:: EXERCISE ::
Each entry below is to be transcribed exactly.

Stored data
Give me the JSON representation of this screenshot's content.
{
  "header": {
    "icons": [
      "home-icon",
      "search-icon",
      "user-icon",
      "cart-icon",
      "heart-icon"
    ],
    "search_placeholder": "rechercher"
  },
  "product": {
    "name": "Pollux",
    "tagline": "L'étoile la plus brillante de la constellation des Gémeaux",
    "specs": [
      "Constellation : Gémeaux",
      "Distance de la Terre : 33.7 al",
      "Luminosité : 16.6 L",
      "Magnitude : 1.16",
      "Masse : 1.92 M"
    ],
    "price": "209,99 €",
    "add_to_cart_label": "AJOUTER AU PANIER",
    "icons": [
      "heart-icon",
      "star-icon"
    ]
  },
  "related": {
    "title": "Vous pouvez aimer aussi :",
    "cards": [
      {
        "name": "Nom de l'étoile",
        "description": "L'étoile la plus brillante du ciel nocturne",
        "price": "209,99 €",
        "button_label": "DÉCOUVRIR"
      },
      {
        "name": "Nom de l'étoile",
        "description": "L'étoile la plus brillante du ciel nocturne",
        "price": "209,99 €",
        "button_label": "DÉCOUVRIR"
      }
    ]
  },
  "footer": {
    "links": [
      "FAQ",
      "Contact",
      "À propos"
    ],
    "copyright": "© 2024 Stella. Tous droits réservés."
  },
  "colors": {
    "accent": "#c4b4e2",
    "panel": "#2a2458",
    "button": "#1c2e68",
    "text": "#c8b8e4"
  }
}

:: WORKED SOLUTION ::
Give me the JSON representation of this screenshot's content.
{
  "header": {
    "icons": [
      "home-icon",
      "search-icon",
      "user-icon",
      "cart-icon",
      "heart-icon"
    ],
    "search_placeholder": "rechercher"
  },
  "product": {
    "name": "Pollux",
    "tagline": "L'étoile la plus brillante de la constellation des Gémeaux",
    "specs": [
      "Constellation : Gémeaux",
      "Distance de la Terre : 33.7 al",
      "Luminosité : 16.6 L",
      "Magnitude : 1.16",
      "Masse : 1.92 M"
    ],
    "price": "209,99 €",
    "add_to_cart_label": "AJOUTER AU PANIER",
    "icons": [
      "heart-icon",
      "star-icon"
    ]
  },
  "related": {
    "title": "Vous pouvez aimer aussi :",
    "cards": [
      {
        "name": "Nom de l'étoile",
        "description": "L'étoile la plus brillante du ciel nocturne",
        "price": "209,99 €",
        "button_label": "DÉCOUVRIR"
      },
      {
        "name": "Nom de l'étoile",
        "description": "L'étoile la plus brillante du ciel nocturne",
        "price": "209,99 €",
        "button_label": "DÉCOUVRIR"
      }
    ]
  },
  "footer": {
    "links": [
      "FAQ",
      "Contact",
      "À propos"
    ],
    "copyright": "© 2024 Stella. Tous droits réservés."
  },
  "colors": {
    "accent": "#c4b4e2",
    "panel": "#2a2458",
    "button": "#1c2e68",
    "text": "#c8b8e4"
  }
}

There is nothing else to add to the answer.